======== DATA LISTING

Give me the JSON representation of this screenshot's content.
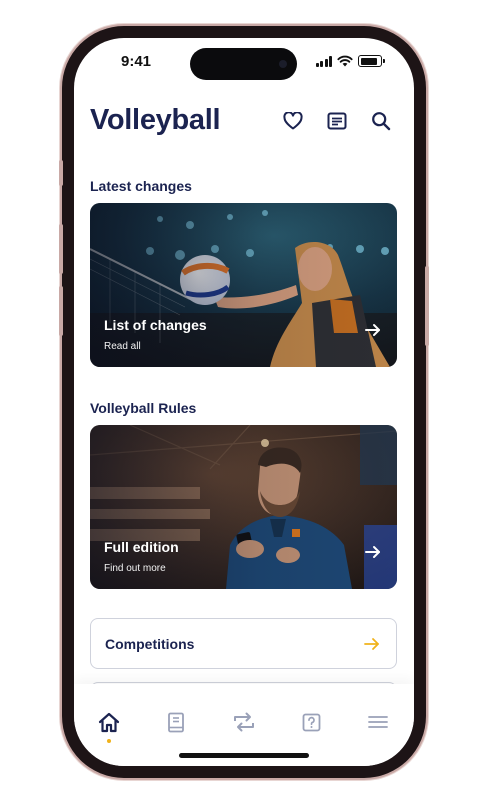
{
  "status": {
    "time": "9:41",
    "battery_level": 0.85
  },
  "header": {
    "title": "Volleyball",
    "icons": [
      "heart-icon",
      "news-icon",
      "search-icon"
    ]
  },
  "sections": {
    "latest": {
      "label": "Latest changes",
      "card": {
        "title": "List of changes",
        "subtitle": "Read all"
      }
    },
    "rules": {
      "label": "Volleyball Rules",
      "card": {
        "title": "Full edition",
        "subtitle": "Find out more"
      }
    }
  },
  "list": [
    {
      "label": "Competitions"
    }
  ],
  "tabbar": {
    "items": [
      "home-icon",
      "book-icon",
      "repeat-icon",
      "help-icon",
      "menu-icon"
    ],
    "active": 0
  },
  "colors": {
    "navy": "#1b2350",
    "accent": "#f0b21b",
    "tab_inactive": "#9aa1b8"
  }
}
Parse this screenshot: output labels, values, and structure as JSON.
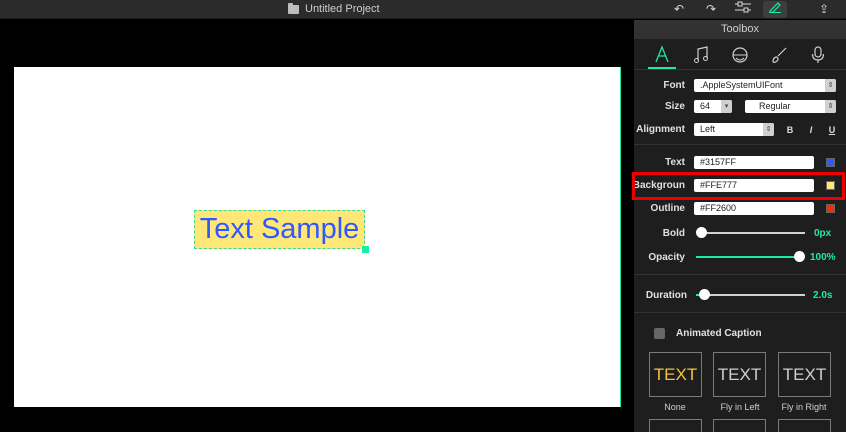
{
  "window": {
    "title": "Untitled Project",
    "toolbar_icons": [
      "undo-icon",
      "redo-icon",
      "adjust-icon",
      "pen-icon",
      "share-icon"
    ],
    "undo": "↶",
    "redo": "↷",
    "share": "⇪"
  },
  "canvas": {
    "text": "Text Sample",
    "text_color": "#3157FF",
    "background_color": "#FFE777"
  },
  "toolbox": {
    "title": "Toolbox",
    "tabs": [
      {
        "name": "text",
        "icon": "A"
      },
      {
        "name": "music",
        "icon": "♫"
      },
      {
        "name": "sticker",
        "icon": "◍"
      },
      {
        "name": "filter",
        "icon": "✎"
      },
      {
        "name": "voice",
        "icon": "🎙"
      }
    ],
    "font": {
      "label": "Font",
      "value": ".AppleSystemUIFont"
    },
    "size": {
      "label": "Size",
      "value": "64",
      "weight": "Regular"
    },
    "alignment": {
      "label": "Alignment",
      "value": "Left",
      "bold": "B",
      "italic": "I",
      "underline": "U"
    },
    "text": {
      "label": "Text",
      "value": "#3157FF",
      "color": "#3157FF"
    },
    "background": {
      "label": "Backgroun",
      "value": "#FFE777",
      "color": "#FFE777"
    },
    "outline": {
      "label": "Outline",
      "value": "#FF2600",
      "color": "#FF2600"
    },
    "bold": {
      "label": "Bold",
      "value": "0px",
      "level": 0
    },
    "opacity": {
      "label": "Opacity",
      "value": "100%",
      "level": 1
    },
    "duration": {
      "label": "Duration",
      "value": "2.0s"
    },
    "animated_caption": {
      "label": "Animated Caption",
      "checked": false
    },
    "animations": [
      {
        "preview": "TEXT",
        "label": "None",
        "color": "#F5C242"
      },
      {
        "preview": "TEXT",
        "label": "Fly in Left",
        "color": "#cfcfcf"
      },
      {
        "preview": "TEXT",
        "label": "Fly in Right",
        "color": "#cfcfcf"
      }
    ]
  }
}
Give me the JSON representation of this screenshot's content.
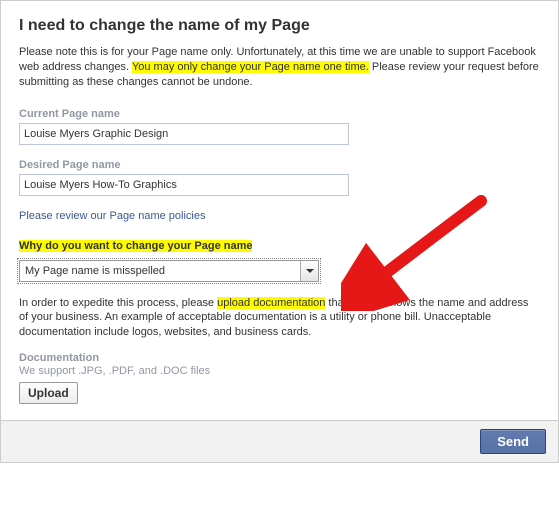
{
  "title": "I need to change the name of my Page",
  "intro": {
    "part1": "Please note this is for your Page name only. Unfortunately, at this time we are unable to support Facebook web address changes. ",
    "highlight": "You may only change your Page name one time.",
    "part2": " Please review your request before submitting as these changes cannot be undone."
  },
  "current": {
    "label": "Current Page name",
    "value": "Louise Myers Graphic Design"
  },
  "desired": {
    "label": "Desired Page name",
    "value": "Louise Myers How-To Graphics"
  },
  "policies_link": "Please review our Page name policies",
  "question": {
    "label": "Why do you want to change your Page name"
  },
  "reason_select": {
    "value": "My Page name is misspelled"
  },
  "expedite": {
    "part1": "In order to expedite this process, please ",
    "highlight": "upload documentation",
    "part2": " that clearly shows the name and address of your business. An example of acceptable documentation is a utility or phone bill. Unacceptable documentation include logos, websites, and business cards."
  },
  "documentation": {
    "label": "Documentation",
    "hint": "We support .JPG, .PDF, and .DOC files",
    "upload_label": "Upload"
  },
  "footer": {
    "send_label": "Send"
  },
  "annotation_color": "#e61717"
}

================

### BRIEF:
In the lines above, locate the string "this". Copy every line where it occurs.

### RIGHT ANSWER:
Give me the JSON representation of this screenshot's content.
Parse this screenshot: output labels, values, and structure as JSON.
Give me the JSON representation of this screenshot's content.
    "part1": "Please note this is for your Page name only. Unfortunately, at this time we are unable to support Facebook web address changes. ",
    "part1": "In order to expedite this process, please ",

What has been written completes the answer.